- _WORK ITEM_: Every line below that includes the word "boundary" needs to be copied.

◇ ◇ ◇ ◇ ◇

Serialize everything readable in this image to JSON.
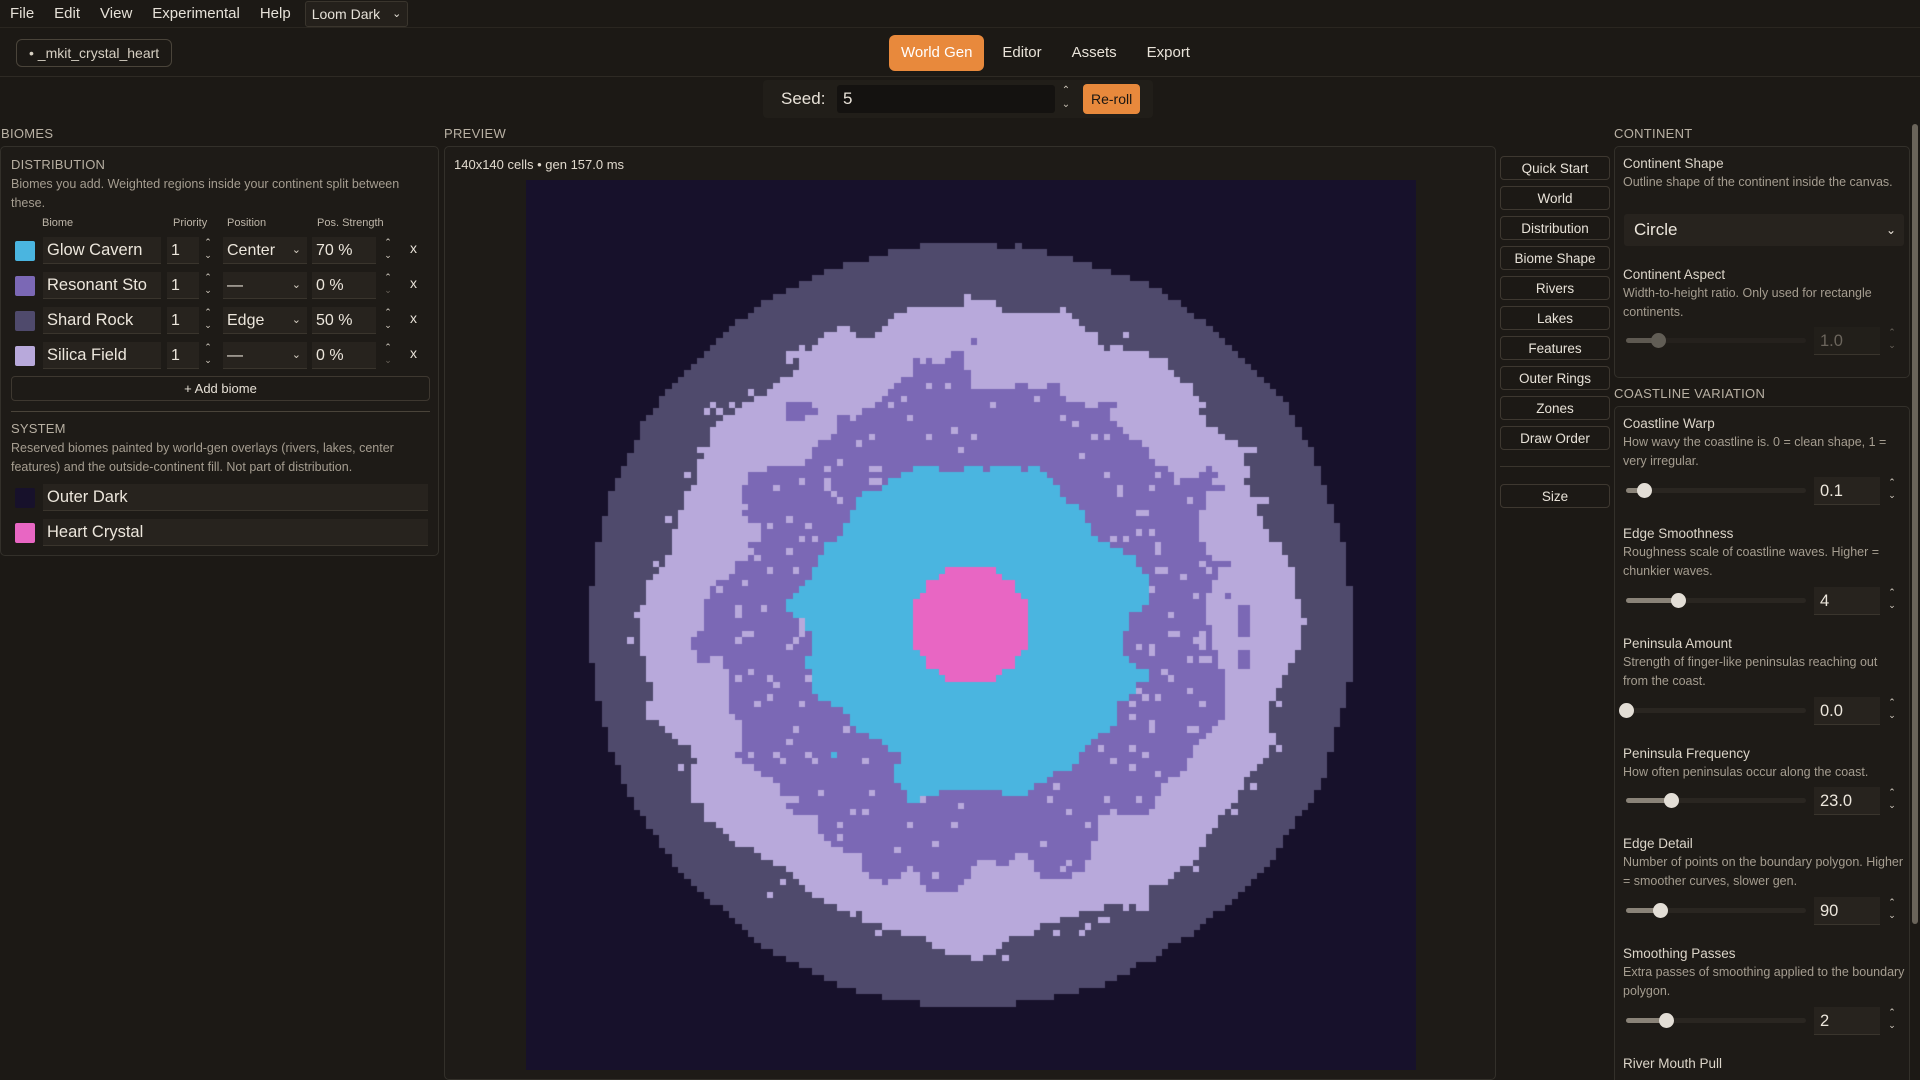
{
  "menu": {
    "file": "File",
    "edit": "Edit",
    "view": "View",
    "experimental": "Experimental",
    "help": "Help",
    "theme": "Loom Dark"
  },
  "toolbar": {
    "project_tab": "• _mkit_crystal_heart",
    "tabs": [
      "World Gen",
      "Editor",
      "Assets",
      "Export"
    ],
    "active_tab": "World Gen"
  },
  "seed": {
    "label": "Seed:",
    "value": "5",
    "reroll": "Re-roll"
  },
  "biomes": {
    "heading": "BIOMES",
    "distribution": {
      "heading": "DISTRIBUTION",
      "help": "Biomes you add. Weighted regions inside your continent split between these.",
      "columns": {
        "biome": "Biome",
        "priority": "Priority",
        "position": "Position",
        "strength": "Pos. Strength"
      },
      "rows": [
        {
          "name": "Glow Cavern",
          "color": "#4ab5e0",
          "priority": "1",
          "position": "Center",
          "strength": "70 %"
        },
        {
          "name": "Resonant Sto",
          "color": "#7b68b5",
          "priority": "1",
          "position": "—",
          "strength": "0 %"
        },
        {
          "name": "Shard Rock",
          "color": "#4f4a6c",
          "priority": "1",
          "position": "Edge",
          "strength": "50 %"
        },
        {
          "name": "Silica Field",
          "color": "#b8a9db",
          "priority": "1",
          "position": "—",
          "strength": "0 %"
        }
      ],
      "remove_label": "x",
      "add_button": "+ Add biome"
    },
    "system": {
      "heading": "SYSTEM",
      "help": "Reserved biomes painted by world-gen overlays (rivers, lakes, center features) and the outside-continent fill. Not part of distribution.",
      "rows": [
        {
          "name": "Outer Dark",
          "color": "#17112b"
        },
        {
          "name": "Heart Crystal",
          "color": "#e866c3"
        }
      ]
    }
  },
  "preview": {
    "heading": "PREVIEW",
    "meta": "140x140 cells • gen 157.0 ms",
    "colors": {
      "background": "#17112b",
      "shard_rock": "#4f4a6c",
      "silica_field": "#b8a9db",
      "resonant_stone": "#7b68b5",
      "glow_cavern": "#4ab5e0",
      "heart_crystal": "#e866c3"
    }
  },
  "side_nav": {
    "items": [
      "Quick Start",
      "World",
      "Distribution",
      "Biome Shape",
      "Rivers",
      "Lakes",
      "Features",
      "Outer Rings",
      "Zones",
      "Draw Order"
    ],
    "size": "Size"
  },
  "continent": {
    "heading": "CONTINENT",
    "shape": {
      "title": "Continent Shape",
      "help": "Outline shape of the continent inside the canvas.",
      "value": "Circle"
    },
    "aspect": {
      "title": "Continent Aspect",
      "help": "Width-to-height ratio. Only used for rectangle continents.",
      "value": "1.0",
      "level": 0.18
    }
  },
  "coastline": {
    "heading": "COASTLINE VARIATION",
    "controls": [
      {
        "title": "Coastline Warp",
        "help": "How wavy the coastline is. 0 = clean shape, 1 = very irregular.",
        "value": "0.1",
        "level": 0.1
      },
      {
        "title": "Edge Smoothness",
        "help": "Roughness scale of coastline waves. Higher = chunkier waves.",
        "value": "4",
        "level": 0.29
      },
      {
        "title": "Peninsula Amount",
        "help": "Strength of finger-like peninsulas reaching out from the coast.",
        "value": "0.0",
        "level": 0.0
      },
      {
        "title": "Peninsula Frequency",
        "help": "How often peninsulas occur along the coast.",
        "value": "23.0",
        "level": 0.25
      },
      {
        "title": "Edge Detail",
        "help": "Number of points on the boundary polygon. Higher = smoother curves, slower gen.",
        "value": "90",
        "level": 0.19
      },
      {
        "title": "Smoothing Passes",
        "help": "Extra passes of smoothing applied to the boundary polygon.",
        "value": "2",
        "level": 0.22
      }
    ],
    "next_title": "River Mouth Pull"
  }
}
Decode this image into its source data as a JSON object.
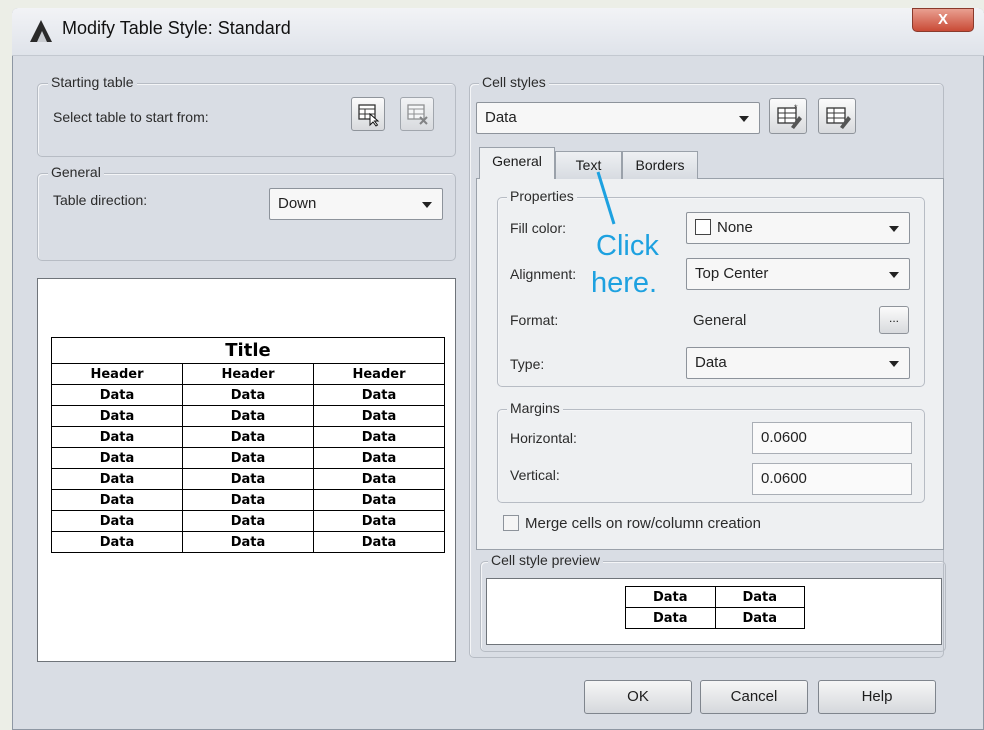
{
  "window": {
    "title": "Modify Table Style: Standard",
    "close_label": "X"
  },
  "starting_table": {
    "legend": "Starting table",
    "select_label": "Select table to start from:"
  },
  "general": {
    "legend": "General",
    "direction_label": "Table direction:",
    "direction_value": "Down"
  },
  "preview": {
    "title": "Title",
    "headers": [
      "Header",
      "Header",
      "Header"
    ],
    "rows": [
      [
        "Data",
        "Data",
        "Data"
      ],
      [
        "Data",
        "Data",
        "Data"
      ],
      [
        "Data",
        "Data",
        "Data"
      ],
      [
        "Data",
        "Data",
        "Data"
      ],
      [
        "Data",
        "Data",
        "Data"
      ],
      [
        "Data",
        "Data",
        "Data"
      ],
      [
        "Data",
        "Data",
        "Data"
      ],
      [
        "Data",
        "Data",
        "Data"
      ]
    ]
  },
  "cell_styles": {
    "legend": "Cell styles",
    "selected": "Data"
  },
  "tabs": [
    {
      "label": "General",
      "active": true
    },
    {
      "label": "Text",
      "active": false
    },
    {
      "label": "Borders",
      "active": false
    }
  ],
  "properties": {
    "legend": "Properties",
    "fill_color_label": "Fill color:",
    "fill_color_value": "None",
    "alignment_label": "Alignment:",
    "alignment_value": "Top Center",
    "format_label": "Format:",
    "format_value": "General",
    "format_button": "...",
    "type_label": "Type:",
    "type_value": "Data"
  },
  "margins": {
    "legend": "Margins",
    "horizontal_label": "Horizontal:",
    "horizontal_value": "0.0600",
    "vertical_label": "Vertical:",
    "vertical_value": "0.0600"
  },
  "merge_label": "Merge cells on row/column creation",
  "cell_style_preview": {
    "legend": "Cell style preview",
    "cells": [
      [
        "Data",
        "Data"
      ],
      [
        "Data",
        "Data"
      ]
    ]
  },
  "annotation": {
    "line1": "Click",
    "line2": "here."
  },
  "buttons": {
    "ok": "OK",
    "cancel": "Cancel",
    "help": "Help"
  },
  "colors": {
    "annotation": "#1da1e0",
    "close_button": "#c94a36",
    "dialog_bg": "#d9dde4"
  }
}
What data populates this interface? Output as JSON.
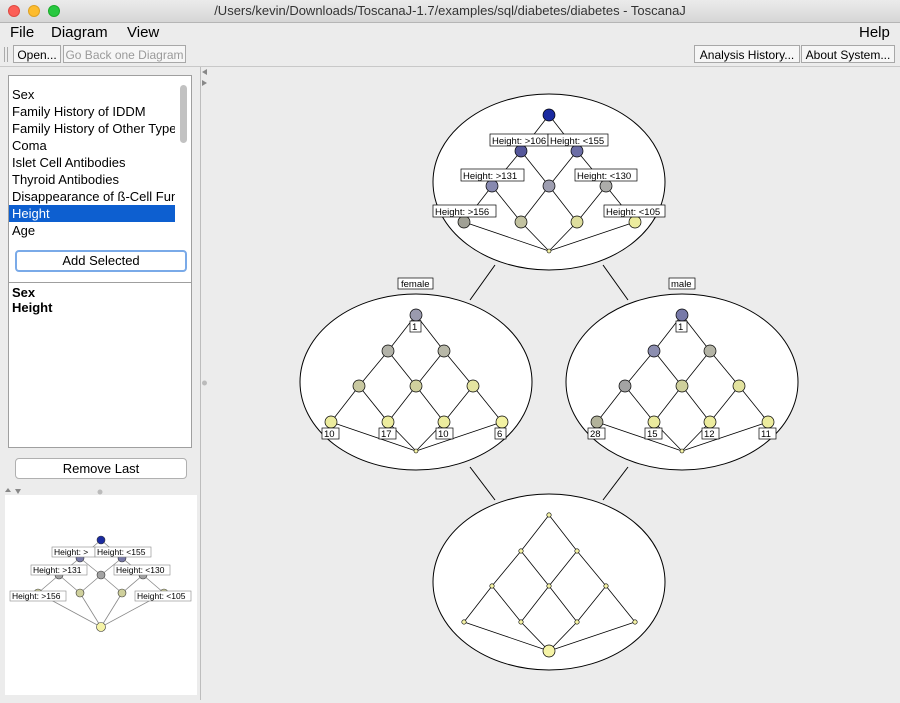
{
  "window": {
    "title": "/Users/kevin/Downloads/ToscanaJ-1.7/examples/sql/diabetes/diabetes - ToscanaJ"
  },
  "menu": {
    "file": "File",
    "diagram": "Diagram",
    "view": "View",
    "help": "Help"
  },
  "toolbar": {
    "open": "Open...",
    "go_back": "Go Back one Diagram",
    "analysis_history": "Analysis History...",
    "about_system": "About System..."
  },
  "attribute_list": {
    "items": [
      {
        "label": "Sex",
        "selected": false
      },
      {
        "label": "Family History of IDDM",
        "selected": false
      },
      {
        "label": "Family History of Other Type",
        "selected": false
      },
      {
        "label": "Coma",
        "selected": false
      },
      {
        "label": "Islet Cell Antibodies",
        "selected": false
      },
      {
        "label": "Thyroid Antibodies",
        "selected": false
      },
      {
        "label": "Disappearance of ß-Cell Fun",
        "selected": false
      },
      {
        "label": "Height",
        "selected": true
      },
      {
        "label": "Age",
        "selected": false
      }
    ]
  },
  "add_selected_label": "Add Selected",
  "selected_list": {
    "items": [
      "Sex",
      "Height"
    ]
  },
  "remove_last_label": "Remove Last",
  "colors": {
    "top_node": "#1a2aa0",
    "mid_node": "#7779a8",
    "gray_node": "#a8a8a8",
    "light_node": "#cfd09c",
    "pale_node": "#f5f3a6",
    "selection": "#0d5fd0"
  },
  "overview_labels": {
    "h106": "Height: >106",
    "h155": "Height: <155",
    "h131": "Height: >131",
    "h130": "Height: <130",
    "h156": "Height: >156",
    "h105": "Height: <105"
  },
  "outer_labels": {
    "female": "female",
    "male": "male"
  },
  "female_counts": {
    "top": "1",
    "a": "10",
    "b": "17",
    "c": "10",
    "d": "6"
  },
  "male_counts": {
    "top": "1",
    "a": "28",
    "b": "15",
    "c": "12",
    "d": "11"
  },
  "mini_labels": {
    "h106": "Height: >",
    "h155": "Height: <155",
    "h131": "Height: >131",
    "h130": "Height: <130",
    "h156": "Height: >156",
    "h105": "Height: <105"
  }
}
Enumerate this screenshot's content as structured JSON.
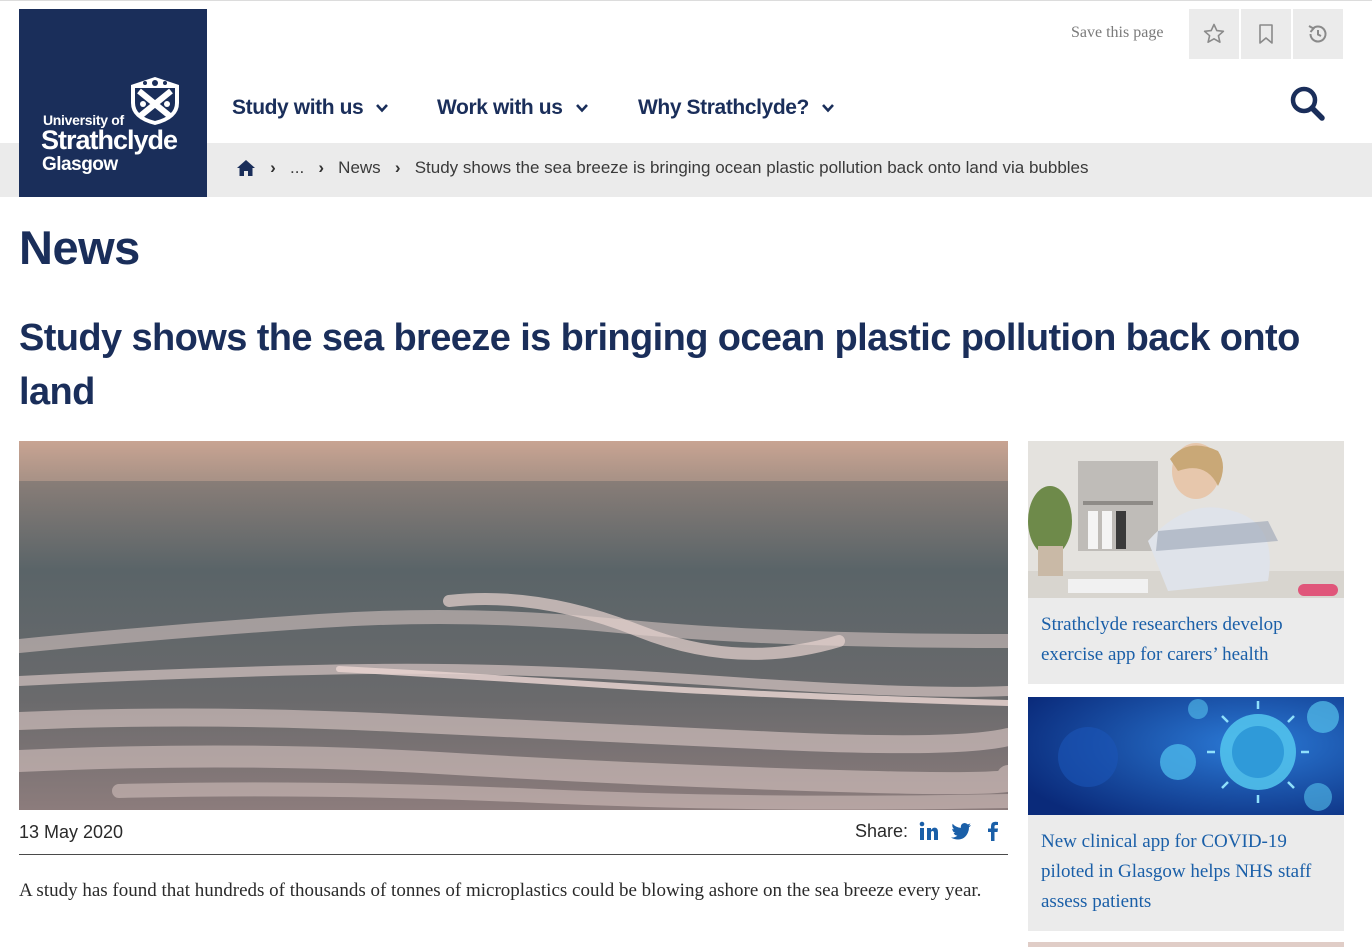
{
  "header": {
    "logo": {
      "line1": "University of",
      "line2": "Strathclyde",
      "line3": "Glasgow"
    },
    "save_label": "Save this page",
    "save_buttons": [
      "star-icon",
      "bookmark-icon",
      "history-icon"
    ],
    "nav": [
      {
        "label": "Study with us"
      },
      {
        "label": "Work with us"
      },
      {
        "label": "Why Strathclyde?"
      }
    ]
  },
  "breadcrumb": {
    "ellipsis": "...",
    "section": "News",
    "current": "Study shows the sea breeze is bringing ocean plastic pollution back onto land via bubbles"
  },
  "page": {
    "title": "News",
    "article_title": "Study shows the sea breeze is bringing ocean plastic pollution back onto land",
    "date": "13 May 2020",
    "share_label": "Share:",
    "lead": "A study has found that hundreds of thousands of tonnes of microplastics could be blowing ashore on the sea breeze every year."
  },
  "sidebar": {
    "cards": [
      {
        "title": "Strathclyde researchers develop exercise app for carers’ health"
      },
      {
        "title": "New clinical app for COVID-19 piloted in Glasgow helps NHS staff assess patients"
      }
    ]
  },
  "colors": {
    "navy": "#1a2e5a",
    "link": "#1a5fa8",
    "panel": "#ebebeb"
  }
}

◇ ◇ ◇ ◇ ◇

- _ANSWER SPACE_:
        "help": "Number of points on the boundary polygon. Higher = smoother curves, slower gen.",
        "help": "Extra passes of smoothing applied to the boundary polygon.",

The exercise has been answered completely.